From the items below, return every line in which the word "header" appears.
--------------------
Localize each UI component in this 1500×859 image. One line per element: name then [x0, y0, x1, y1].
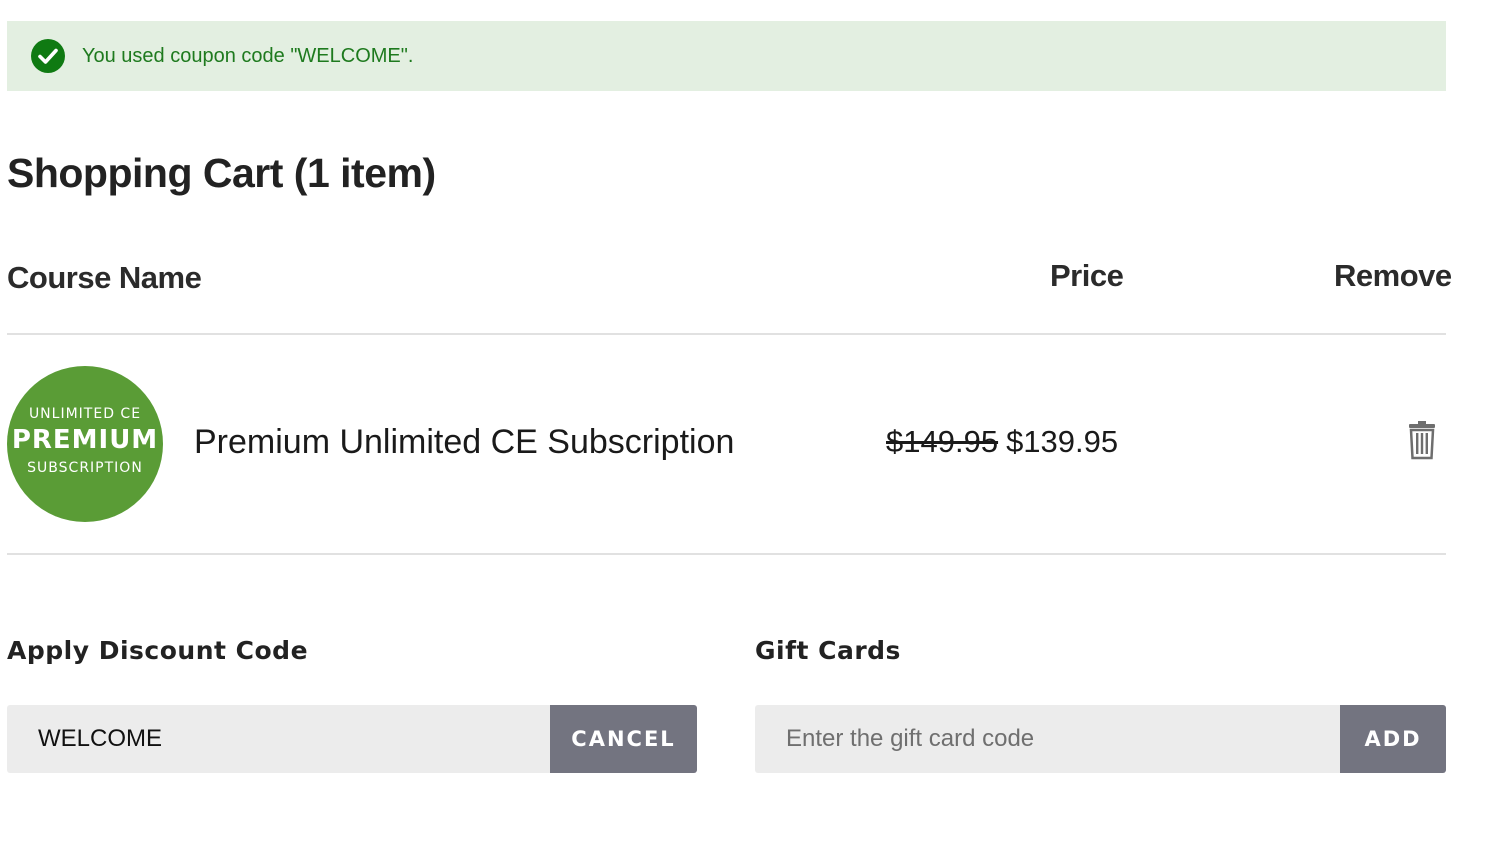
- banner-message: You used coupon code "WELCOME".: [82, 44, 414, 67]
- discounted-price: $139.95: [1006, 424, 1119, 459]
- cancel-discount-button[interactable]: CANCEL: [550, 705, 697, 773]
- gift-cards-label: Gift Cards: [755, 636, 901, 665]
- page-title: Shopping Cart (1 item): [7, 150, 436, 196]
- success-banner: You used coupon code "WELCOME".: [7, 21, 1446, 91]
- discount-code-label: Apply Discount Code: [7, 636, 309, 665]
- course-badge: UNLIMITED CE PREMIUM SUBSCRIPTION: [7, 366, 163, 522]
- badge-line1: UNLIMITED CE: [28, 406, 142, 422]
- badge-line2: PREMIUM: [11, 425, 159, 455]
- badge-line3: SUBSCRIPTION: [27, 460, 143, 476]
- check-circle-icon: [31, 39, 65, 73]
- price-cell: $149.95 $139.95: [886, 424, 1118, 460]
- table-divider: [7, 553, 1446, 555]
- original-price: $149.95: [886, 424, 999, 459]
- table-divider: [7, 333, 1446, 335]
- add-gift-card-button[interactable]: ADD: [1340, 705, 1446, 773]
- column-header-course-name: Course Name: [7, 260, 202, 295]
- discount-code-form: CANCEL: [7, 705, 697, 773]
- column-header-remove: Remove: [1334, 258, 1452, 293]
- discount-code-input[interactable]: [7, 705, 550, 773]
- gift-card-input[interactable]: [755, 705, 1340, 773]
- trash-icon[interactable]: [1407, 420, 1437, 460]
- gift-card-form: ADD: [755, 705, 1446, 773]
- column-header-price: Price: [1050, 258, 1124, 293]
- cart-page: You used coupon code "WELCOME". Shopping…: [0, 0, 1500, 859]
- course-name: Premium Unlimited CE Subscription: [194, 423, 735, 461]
--------------------
◆ The result:
- column-header-course-name: Course Name: [7, 260, 202, 295]
- column-header-remove: Remove: [1334, 258, 1452, 293]
- column-header-price: Price: [1050, 258, 1124, 293]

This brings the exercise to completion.